• [Exercise details]: Please convert the listing below into a Markdown table with the columns Row and Line, giving each nonblank line its own numbered row.

• [Information shown]:
--- begin ---
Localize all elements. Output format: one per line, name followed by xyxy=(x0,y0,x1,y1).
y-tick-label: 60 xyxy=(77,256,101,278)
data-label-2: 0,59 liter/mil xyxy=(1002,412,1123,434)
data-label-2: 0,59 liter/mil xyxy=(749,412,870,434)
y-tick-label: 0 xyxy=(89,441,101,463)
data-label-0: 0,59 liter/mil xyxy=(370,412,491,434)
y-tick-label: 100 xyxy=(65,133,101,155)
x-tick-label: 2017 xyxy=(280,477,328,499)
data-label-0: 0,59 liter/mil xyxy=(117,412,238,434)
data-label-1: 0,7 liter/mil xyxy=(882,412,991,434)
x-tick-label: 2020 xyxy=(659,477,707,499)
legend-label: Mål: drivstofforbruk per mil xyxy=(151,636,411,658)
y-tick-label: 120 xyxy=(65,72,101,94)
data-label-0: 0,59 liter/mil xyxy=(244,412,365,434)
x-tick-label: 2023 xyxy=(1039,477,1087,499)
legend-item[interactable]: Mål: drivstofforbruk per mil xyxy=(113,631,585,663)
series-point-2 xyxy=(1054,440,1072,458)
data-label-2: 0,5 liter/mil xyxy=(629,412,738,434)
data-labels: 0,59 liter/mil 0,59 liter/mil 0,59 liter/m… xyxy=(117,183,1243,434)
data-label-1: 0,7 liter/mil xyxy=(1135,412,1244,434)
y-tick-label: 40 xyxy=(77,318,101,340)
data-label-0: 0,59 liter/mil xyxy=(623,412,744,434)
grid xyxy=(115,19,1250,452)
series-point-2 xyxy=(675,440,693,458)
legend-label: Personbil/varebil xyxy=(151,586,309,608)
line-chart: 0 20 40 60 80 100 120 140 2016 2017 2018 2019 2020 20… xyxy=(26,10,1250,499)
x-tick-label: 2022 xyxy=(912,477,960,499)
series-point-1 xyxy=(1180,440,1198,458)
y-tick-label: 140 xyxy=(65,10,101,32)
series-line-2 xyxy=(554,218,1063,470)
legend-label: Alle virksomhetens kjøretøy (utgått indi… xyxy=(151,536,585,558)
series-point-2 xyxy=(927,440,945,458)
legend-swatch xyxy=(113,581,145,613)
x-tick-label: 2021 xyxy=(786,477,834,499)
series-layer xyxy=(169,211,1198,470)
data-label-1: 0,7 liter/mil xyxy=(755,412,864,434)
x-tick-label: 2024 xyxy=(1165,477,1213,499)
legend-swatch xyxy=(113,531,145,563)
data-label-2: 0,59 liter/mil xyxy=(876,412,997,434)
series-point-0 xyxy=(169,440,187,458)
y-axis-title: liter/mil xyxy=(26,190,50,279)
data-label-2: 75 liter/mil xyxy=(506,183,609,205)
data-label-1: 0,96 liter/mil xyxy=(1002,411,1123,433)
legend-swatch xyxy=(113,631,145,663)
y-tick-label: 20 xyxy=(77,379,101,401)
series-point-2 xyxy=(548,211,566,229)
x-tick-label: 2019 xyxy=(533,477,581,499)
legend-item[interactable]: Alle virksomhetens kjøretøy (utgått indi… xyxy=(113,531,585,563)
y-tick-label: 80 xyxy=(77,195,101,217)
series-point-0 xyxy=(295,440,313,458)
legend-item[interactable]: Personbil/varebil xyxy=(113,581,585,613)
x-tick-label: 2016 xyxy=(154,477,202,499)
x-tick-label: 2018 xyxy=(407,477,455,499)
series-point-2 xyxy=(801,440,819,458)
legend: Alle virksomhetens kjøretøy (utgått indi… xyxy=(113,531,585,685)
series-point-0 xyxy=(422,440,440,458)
--- end ---
• [Task response]:
| Row | Line |
|---|---|
| 1 | Localize all elements. Output format: one per line, name followed by xyxy=(x0,y0,x1,y1). |
| 2 | y-tick-label: 60 xyxy=(77,256,101,278) |
| 3 | data-label-2: 0,59 liter/mil xyxy=(1002,412,1123,434) |
| 4 | data-label-2: 0,59 liter/mil xyxy=(749,412,870,434) |
| 5 | y-tick-label: 0 xyxy=(89,441,101,463) |
| 6 | data-label-0: 0,59 liter/mil xyxy=(370,412,491,434) |
| 7 | y-tick-label: 100 xyxy=(65,133,101,155) |
| 8 | x-tick-label: 2017 xyxy=(280,477,328,499) |
| 9 | data-label-0: 0,59 liter/mil xyxy=(117,412,238,434) |
| 10 | data-label-1: 0,7 liter/mil xyxy=(882,412,991,434) |
| 11 | x-tick-label: 2020 xyxy=(659,477,707,499) |
| 12 | legend-label: Mål: drivstofforbruk per mil xyxy=(151,636,411,658) |
| 13 | y-tick-label: 120 xyxy=(65,72,101,94) |
| 14 | data-label-0: 0,59 liter/mil xyxy=(244,412,365,434) |
| 15 | x-tick-label: 2023 xyxy=(1039,477,1087,499) |
| 16 | legend-item[interactable]: Mål: drivstofforbruk per mil xyxy=(113,631,585,663) |
| 17 | series-point-2 xyxy=(1054,440,1072,458) |
| 18 | data-label-2: 0,5 liter/mil xyxy=(629,412,738,434) |
| 19 | data-labels: 0,59 liter/mil 0,59 liter/mil 0,59 liter/m… xyxy=(117,183,1243,434) |
| 20 | data-label-1: 0,7 liter/mil xyxy=(1135,412,1244,434) |
| 21 | y-tick-label: 40 xyxy=(77,318,101,340) |
| 22 | data-label-0: 0,59 liter/mil xyxy=(623,412,744,434) |
| 23 | grid xyxy=(115,19,1250,452) |
| 24 | series-point-2 xyxy=(675,440,693,458) |
| 25 | legend-label: Personbil/varebil xyxy=(151,586,309,608) |
| 26 | line-chart: 0 20 40 60 80 100 120 140 2016 2017 2018 2019 2020 20… xyxy=(26,10,1250,499) |
| 27 | x-tick-label: 2022 xyxy=(912,477,960,499) |
| 28 | series-point-1 xyxy=(1180,440,1198,458) |
| 29 | y-tick-label: 140 xyxy=(65,10,101,32) |
| 30 | series-line-2 xyxy=(554,218,1063,470) |
| 31 | legend-label: Alle virksomhetens kjøretøy (utgått indi… xyxy=(151,536,585,558) |
| 32 | series-point-2 xyxy=(927,440,945,458) |
| 33 | legend-swatch xyxy=(113,581,145,613) |
| 34 | x-tick-label: 2021 xyxy=(786,477,834,499) |
| 35 | series-layer xyxy=(169,211,1198,470) |
| 36 | data-label-1: 0,7 liter/mil xyxy=(755,412,864,434) |
| 37 | x-tick-label: 2024 xyxy=(1165,477,1213,499) |
| 38 | legend-swatch xyxy=(113,531,145,563) |
| 39 | data-label-2: 0,59 liter/mil xyxy=(876,412,997,434) |
| 40 | series-point-0 xyxy=(169,440,187,458) |
| 41 | y-axis-title: liter/mil xyxy=(26,190,50,279) |
| 42 | data-label-2: 75 liter/mil xyxy=(506,183,609,205) |
| 43 | data-label-1: 0,96 liter/mil xyxy=(1002,411,1123,433) |
| 44 | legend-swatch xyxy=(113,631,145,663) |
| 45 | y-tick-label: 20 xyxy=(77,379,101,401) |
| 46 | series-point-2 xyxy=(548,211,566,229) |
| 47 | x-tick-label: 2019 xyxy=(533,477,581,499) |
| 48 | legend-item[interactable]: Alle virksomhetens kjøretøy (utgått indi… xyxy=(113,531,585,563) |
| 49 | y-tick-label: 80 xyxy=(77,195,101,217) |
| 50 | series-point-0 xyxy=(295,440,313,458) |
| 51 | legend-item[interactable]: Personbil/varebil xyxy=(113,581,585,613) |
| 52 | x-tick-label: 2016 xyxy=(154,477,202,499) |
| 53 | x-tick-label: 2018 xyxy=(407,477,455,499) |
| 54 | series-point-2 xyxy=(801,440,819,458) |
| 55 | legend: Alle virksomhetens kjøretøy (utgått indi… xyxy=(113,531,585,685) |
| 56 | series-point-0 xyxy=(422,440,440,458) |